Among the records below, find each line that includes the string "размер" and copy it.
==== RECORD EXTRACTS
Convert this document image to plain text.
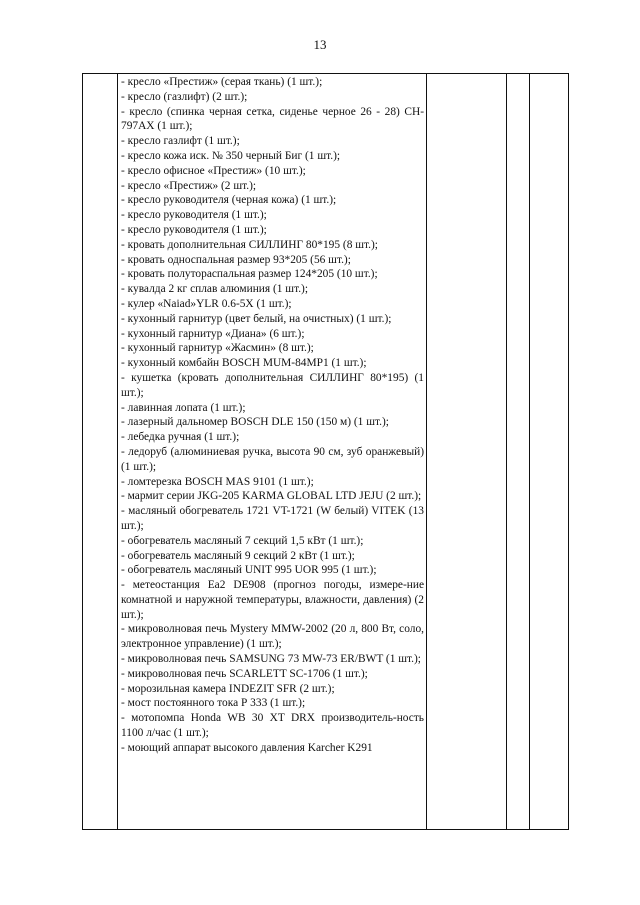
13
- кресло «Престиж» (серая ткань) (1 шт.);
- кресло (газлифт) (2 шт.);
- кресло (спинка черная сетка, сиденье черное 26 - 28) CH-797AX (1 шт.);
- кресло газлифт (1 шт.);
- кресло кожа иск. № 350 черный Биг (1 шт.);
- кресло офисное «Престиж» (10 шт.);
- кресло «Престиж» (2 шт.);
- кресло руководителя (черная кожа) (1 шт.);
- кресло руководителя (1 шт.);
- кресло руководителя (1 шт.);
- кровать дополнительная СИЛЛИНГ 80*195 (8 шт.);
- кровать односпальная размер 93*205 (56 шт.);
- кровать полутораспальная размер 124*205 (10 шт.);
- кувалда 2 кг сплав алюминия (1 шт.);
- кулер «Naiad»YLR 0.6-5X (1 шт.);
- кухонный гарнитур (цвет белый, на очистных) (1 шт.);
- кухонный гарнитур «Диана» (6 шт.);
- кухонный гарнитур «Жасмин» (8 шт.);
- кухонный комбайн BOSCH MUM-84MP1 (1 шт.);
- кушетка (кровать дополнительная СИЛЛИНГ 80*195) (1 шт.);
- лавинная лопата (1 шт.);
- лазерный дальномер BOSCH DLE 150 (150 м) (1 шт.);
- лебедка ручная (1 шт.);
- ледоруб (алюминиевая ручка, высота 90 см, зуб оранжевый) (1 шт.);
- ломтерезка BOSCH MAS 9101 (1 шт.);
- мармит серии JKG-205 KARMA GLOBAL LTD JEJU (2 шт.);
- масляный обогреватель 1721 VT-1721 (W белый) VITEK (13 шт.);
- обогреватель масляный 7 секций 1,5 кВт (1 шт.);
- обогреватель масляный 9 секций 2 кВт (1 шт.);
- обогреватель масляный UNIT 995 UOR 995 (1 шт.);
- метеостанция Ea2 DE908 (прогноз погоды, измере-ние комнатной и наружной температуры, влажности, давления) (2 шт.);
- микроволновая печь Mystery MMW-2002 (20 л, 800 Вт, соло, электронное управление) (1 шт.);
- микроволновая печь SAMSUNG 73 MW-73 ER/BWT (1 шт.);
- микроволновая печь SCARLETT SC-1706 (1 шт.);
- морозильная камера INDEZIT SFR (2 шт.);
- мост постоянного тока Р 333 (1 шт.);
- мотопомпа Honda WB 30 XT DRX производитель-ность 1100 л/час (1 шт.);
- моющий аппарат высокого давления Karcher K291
========
ANSWER IN FULL
- кровать односпальная размер 93*205 (56 шт.);
- кровать полутораспальная размер 124*205 (10 шт.);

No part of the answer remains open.